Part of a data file
..........

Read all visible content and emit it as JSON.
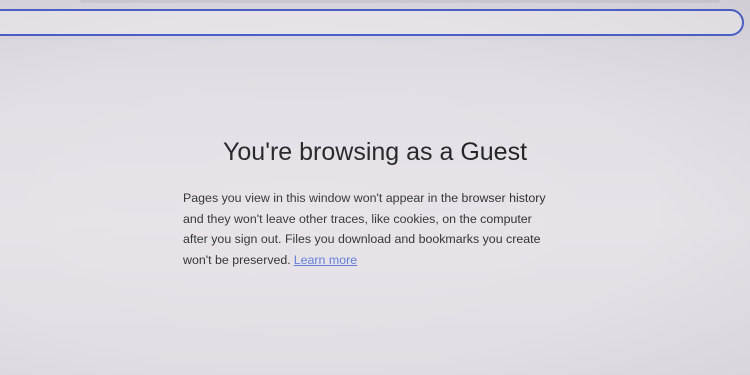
{
  "browser": {
    "omnibox_value": ""
  },
  "guest_page": {
    "title": "You're browsing as a Guest",
    "description_lines": [
      "Pages you view in this window won't appear in the browser history",
      "and they won't leave other traces, like cookies, on the computer",
      "after you sign out. Files you download and bookmarks you create",
      "won't be preserved."
    ],
    "learn_more_label": "Learn more"
  },
  "colors": {
    "background": "#e3dfe6",
    "omnibox_border": "#4a5fc8",
    "link": "#5a78d6",
    "text": "#222222"
  }
}
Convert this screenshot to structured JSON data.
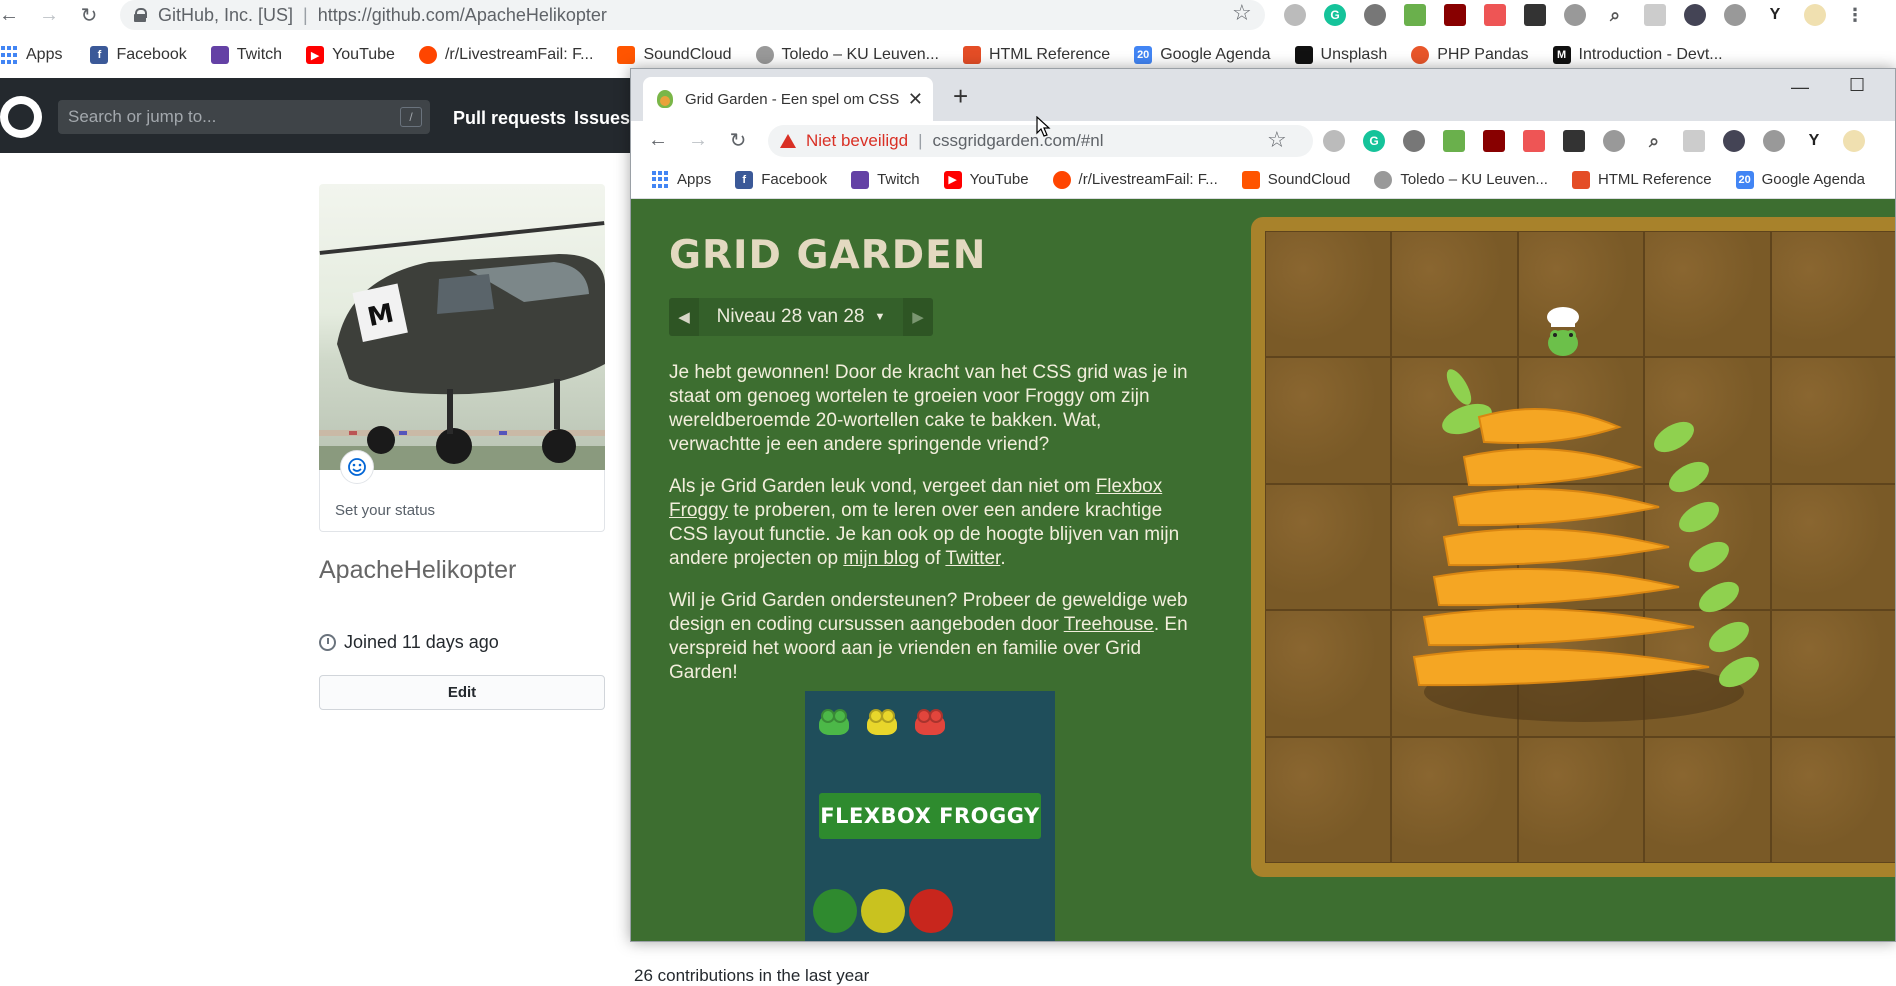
{
  "bg_browser": {
    "omnibox": {
      "site_name": "GitHub, Inc. [US]",
      "url": "https://github.com/ApacheHelikopter"
    },
    "bookmarks": [
      "Apps",
      "Facebook",
      "Twitch",
      "YouTube",
      "/r/LivestreamFail: F...",
      "SoundCloud",
      "Toledo – KU Leuven...",
      "HTML Reference",
      "Google Agenda",
      "Unsplash",
      "PHP Pandas",
      "Introduction - Devt..."
    ]
  },
  "github": {
    "search_placeholder": "Search or jump to...",
    "search_hotkey": "/",
    "nav": [
      "Pull requests",
      "Issues"
    ],
    "set_status": "Set your status",
    "username": "ApacheHelikopter",
    "joined": "Joined 11 days ago",
    "edit_label": "Edit",
    "bottom_text": "26 contributions in the last year"
  },
  "fg_browser": {
    "tab_title": "Grid Garden - Een spel om CSS g",
    "new_tab": "+",
    "not_secure": "Niet beveiligd",
    "url": "cssgridgarden.com/#nl",
    "bookmarks": [
      "Apps",
      "Facebook",
      "Twitch",
      "YouTube",
      "/r/LivestreamFail: F...",
      "SoundCloud",
      "Toledo – KU Leuven...",
      "HTML Reference",
      "Google Agenda"
    ]
  },
  "grid_garden": {
    "title": "GRID GARDEN",
    "level": "Niveau 28 van 28",
    "p1": "Je hebt gewonnen! Door de kracht van het CSS grid was je in staat om genoeg wortelen te groeien voor Froggy om zijn wereldberoemde 20-wortellen cake te bakken. Wat, verwachtte je een andere springende vriend?",
    "p2_before": "Als je Grid Garden leuk vond, vergeet dan niet om ",
    "p2_link1": "Flexbox Froggy",
    "p2_middle": " te proberen, om te leren over een andere krachtige CSS layout functie. Je kan ook op de hoogte blijven van mijn andere projecten op ",
    "p2_link2": "mijn blog",
    "p2_of": " of ",
    "p2_link3": "Twitter",
    "p2_end": ".",
    "p3_before": "Wil je Grid Garden ondersteunen? Probeer de geweldige web design en coding cursussen aangeboden door ",
    "p3_link": "Treehouse",
    "p3_after": ". En verspreid het woord aan je vrienden en familie over Grid Garden!",
    "flexbox_button": "FLEXBOX FROGGY"
  },
  "colors": {
    "garden_bg": "#3d6e30",
    "github_header": "#24292e",
    "not_secure": "#d93025",
    "carrot": "#f5a623"
  }
}
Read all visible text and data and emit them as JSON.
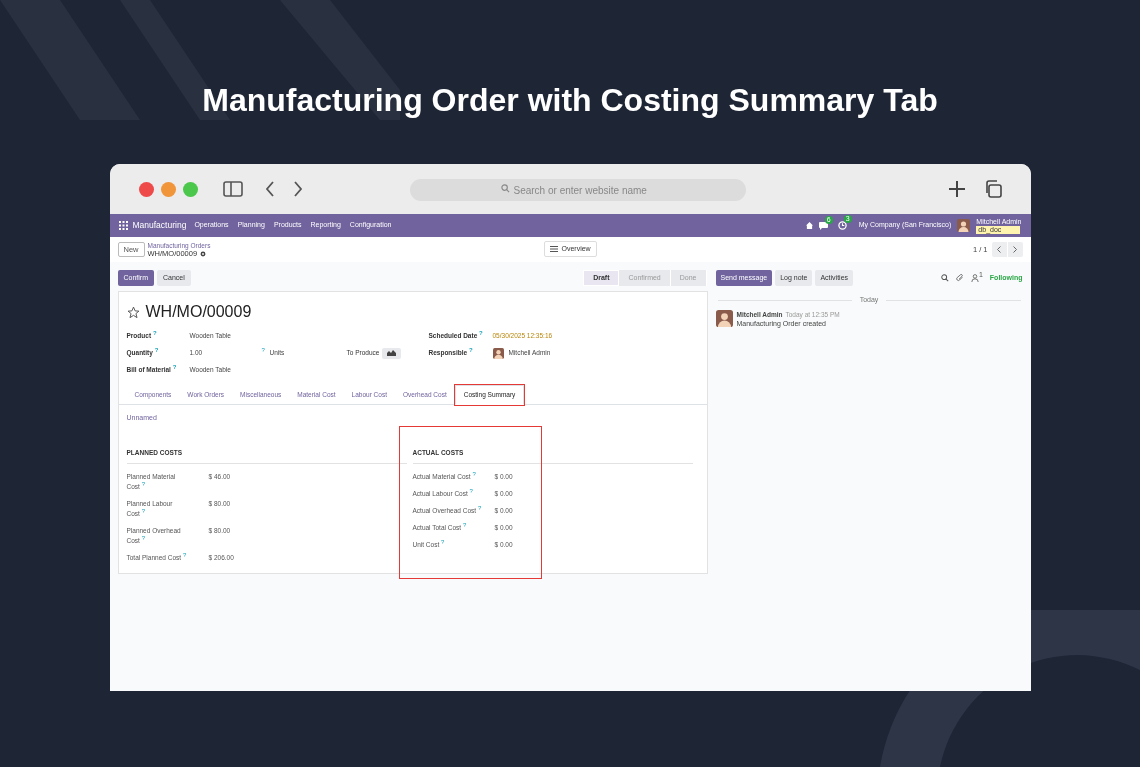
{
  "headline": "Manufacturing Order with Costing Summary Tab",
  "browser": {
    "address_placeholder": "Search or enter website name"
  },
  "navbar": {
    "app": "Manufacturing",
    "menus": [
      "Operations",
      "Planning",
      "Products",
      "Reporting",
      "Configuration"
    ],
    "message_count": "6",
    "activity_count": "3",
    "company": "My Company (San Francisco)",
    "user": "Mitchell Admin",
    "database": "db_doc"
  },
  "control_bar": {
    "new_button": "New",
    "breadcrumb_parent": "Manufacturing Orders",
    "breadcrumb_current": "WH/MO/00009",
    "view_button": "Overview",
    "pager": "1 / 1"
  },
  "actions": [
    {
      "label": "Confirm",
      "primary": true
    },
    {
      "label": "Cancel",
      "primary": false
    }
  ],
  "status_steps": [
    {
      "label": "Draft",
      "selected": true
    },
    {
      "label": "Confirmed",
      "selected": false
    },
    {
      "label": "Done",
      "selected": false
    }
  ],
  "chatter": {
    "buttons": [
      {
        "label": "Send message",
        "primary": true
      },
      {
        "label": "Log note",
        "primary": false
      },
      {
        "label": "Activities",
        "primary": false
      }
    ],
    "follower_count": "1",
    "follow_state": "Following",
    "date_separator": "Today",
    "messages": [
      {
        "author": "Mitchell Admin",
        "time": "Today at 12:35 PM",
        "body": "Manufacturing Order created"
      }
    ]
  },
  "form": {
    "title": "WH/MO/00009",
    "starred": false,
    "left_fields": [
      {
        "label": "Product $^{?}$",
        "value": "Wooden Table"
      },
      {
        "label": "Quantity $^{?}$",
        "value": "1.00",
        "unit_help": "?",
        "unit": "Units",
        "extra_label": "To Produce"
      },
      {
        "label": "Bill of Material $^{?}$",
        "value": "Wooden Table"
      }
    ],
    "right_fields": [
      {
        "label": "Scheduled Date $^{?}$",
        "value": "05/30/2025 12:35:16",
        "kind": "date"
      },
      {
        "label": "Responsible $^{?}$",
        "value": "Mitchell Admin",
        "kind": "user"
      }
    ],
    "tabs": [
      {
        "label": "Components",
        "selected": false,
        "highlighted": false
      },
      {
        "label": "Work Orders",
        "selected": false,
        "highlighted": false
      },
      {
        "label": "Miscellaneous",
        "selected": false,
        "highlighted": false
      },
      {
        "label": "Material Cost",
        "selected": false,
        "highlighted": false
      },
      {
        "label": "Labour Cost",
        "selected": false,
        "highlighted": false
      },
      {
        "label": "Overhead Cost",
        "selected": false,
        "highlighted": false
      },
      {
        "label": "Costing Summary",
        "selected": true,
        "highlighted": true
      }
    ],
    "link": "Unnamed",
    "sections": [
      {
        "title": "PLANNED COSTS",
        "highlighted": false,
        "rows": [
          {
            "label": "Planned Material Cost $^{?}$",
            "value": "$ 46.00"
          },
          {
            "label": "Planned Labour Cost $^{?}$",
            "value": "$ 80.00"
          },
          {
            "label": "Planned Overhead Cost $^{?}$",
            "value": "$ 80.00"
          },
          {
            "label": "Total Planned Cost $^{?}$",
            "value": "$ 206.00"
          }
        ]
      },
      {
        "title": "ACTUAL COSTS",
        "highlighted": true,
        "rows": [
          {
            "label": "Actual Material Cost $^{?}$",
            "value": "$ 0.00"
          },
          {
            "label": "Actual Labour Cost $^{?}$",
            "value": "$ 0.00"
          },
          {
            "label": "Actual Overhead Cost $^{?}$",
            "value": "$ 0.00"
          },
          {
            "label": "Actual Total Cost $^{?}$",
            "value": "$ 0.00"
          },
          {
            "label": "Unit Cost $^{?}$",
            "value": "$ 0.00"
          }
        ]
      }
    ]
  }
}
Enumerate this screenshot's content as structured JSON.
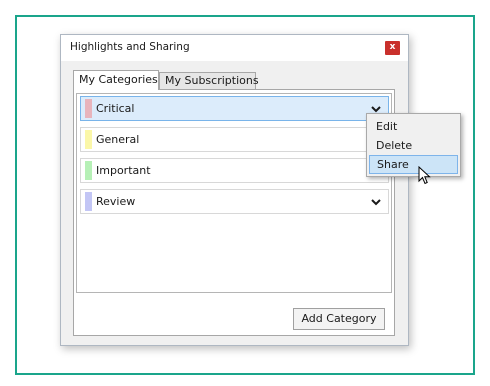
{
  "dialog": {
    "title": "Highlights and Sharing",
    "close_label": "x"
  },
  "tabs": [
    {
      "label": "My Categories",
      "active": true
    },
    {
      "label": "My Subscriptions",
      "active": false
    }
  ],
  "categories": [
    {
      "label": "Critical",
      "color": "#e8b4bc",
      "selected": true
    },
    {
      "label": "General",
      "color": "#fbf7a8",
      "selected": false
    },
    {
      "label": "Important",
      "color": "#b6f0b6",
      "selected": false
    },
    {
      "label": "Review",
      "color": "#c3c6f5",
      "selected": false
    }
  ],
  "add_button_label": "Add Category",
  "context_menu": {
    "items": [
      {
        "label": "Edit"
      },
      {
        "label": "Delete"
      },
      {
        "label": "Share",
        "hover": true
      }
    ]
  },
  "icons": {
    "close": "close-icon",
    "dropdown": "chevron-down-icon",
    "cursor": "mouse-pointer-icon"
  },
  "colors": {
    "frame_border": "#1aa58b",
    "close_button": "#c9302c",
    "selection": "#dcecfb"
  }
}
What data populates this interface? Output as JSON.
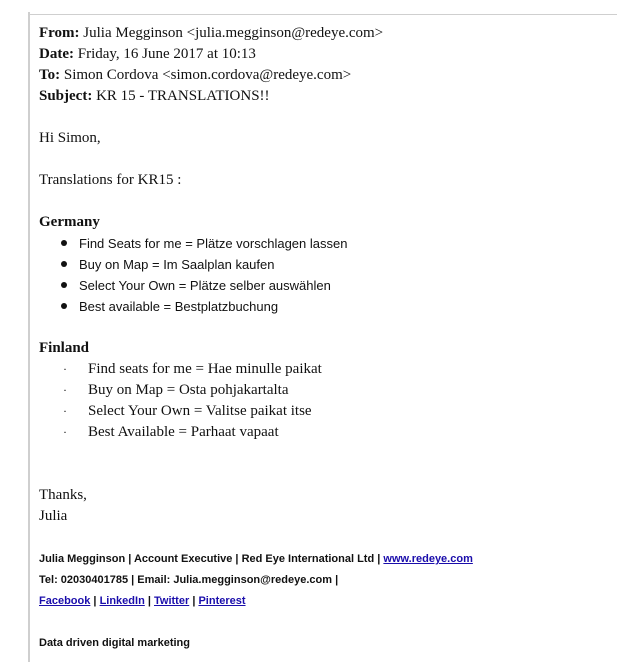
{
  "headers": {
    "from_label": "From:",
    "from_value": "Julia Megginson <julia.megginson@redeye.com>",
    "date_label": "Date:",
    "date_value": "Friday, 16 June 2017 at 10:13",
    "to_label": "To:",
    "to_value": "Simon Cordova <simon.cordova@redeye.com>",
    "subject_label": "Subject:",
    "subject_value": "KR 15 - TRANSLATIONS!!"
  },
  "body": {
    "greeting": "Hi Simon,",
    "intro": "Translations for KR15 :",
    "germany": {
      "title": "Germany",
      "items": [
        "Find Seats for me = Plätze vorschlagen lassen",
        "Buy on Map = Im Saalplan kaufen",
        "Select Your Own = Plätze selber auswählen",
        "Best available = Bestplatzbuchung"
      ]
    },
    "finland": {
      "title": "Finland",
      "bullet": "·",
      "items": [
        "Find seats for me = Hae minulle paikat",
        "Buy on Map = Osta pohjakartalta",
        "Select Your Own = Valitse paikat itse",
        "Best Available = Parhaat vapaat"
      ]
    },
    "thanks": "Thanks,",
    "name": "Julia"
  },
  "signature": {
    "line1_text": "Julia Megginson | Account Executive | Red Eye International Ltd | ",
    "website_link": "www.redeye.com",
    "line2_text": "Tel: 02030401785 | Email: Julia.megginson@redeye.com |",
    "facebook": "Facebook",
    "linkedin": "LinkedIn",
    "twitter": "Twitter",
    "pinterest": "Pinterest",
    "separator": "|",
    "tagline": "Data driven digital marketing"
  }
}
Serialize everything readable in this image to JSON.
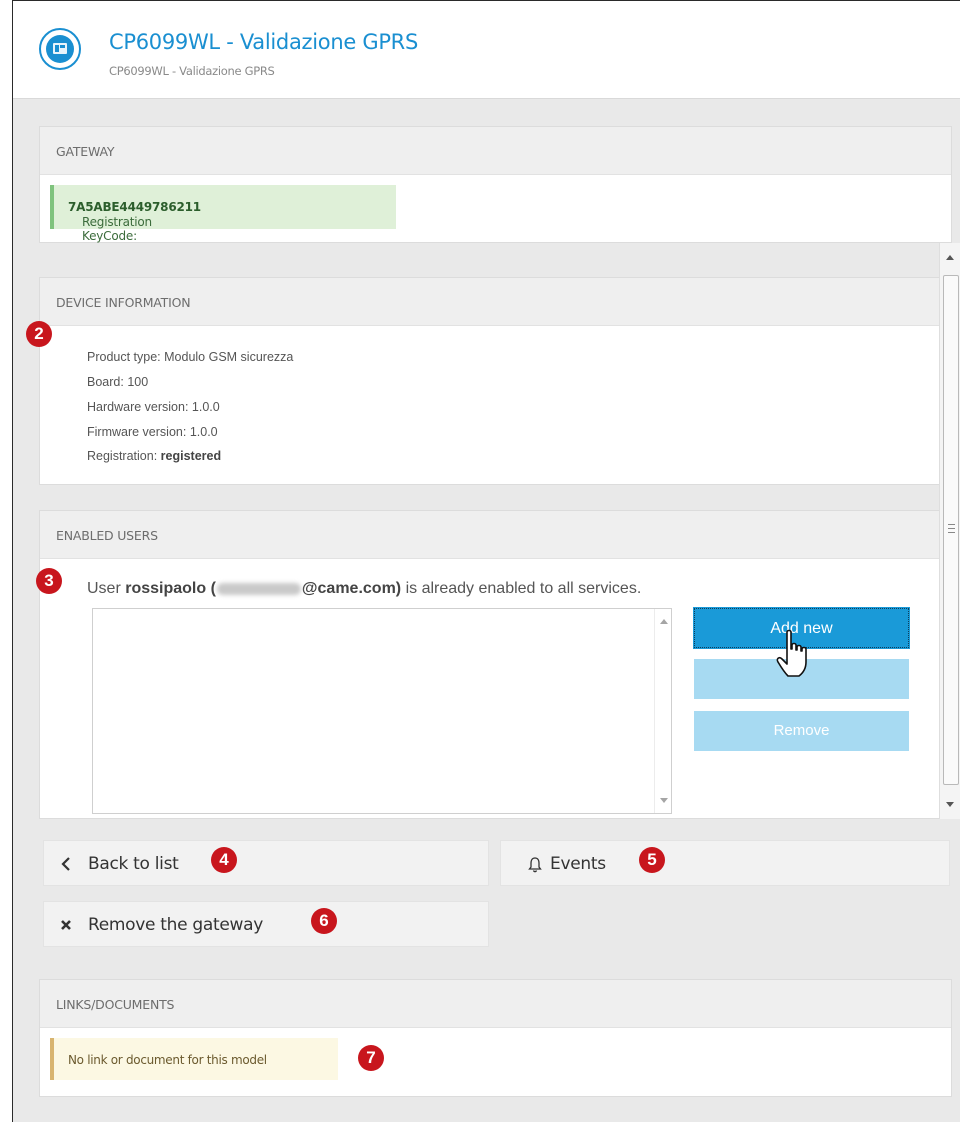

..........

## Problem description
Each line that holds the word "ApacheHelikopter" is to be copied.

## Response to the task
      "url": "https://github.com/ApacheHelikopter"
    "username": "ApacheHelikopter",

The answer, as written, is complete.